Here are some records; quote them exactly, leaving out the pictures.
━━ Material
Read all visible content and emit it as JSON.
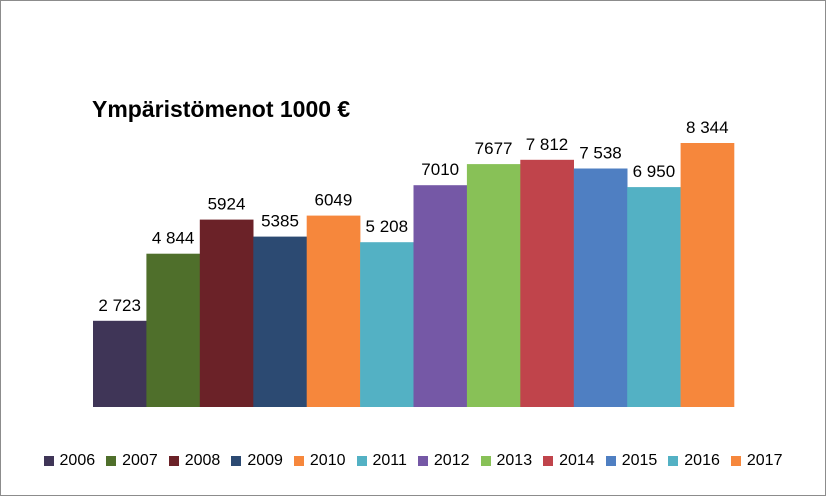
{
  "chart_data": {
    "type": "bar",
    "title": "Ympäristömenot 1000 €",
    "categories": [
      "2006",
      "2007",
      "2008",
      "2009",
      "2010",
      "2011",
      "2012",
      "2013",
      "2014",
      "2015",
      "2016",
      "2017"
    ],
    "values": [
      2723,
      4844,
      5924,
      5385,
      6049,
      5208,
      7010,
      7677,
      7812,
      7538,
      6950,
      8344
    ],
    "value_labels": [
      "2 723",
      "4 844",
      "5924",
      "5385",
      "6049",
      "5 208",
      "7010",
      "7677",
      "7 812",
      "7 538",
      "6 950",
      "8 344"
    ],
    "colors": [
      "#3f3557",
      "#4f6f2b",
      "#6b2228",
      "#2c4a72",
      "#f6873c",
      "#53b1c4",
      "#7558a6",
      "#88c157",
      "#c0444b",
      "#4f7fc2",
      "#53b1c4",
      "#f6873c"
    ],
    "xlabel": "",
    "ylabel": "",
    "ylim": [
      0,
      9000
    ],
    "grid": false,
    "legend_position": "bottom"
  }
}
━━━━
**Response to the task:**
Read all visible content and emit it as JSON.
{
  "chart_data": {
    "type": "bar",
    "title": "Ympäristömenot 1000 €",
    "categories": [
      "2006",
      "2007",
      "2008",
      "2009",
      "2010",
      "2011",
      "2012",
      "2013",
      "2014",
      "2015",
      "2016",
      "2017"
    ],
    "values": [
      2723,
      4844,
      5924,
      5385,
      6049,
      5208,
      7010,
      7677,
      7812,
      7538,
      6950,
      8344
    ],
    "value_labels": [
      "2 723",
      "4 844",
      "5924",
      "5385",
      "6049",
      "5 208",
      "7010",
      "7677",
      "7 812",
      "7 538",
      "6 950",
      "8 344"
    ],
    "colors": [
      "#3f3557",
      "#4f6f2b",
      "#6b2228",
      "#2c4a72",
      "#f6873c",
      "#53b1c4",
      "#7558a6",
      "#88c157",
      "#c0444b",
      "#4f7fc2",
      "#53b1c4",
      "#f6873c"
    ],
    "xlabel": "",
    "ylabel": "",
    "ylim": [
      0,
      9000
    ],
    "grid": false,
    "legend_position": "bottom"
  }
}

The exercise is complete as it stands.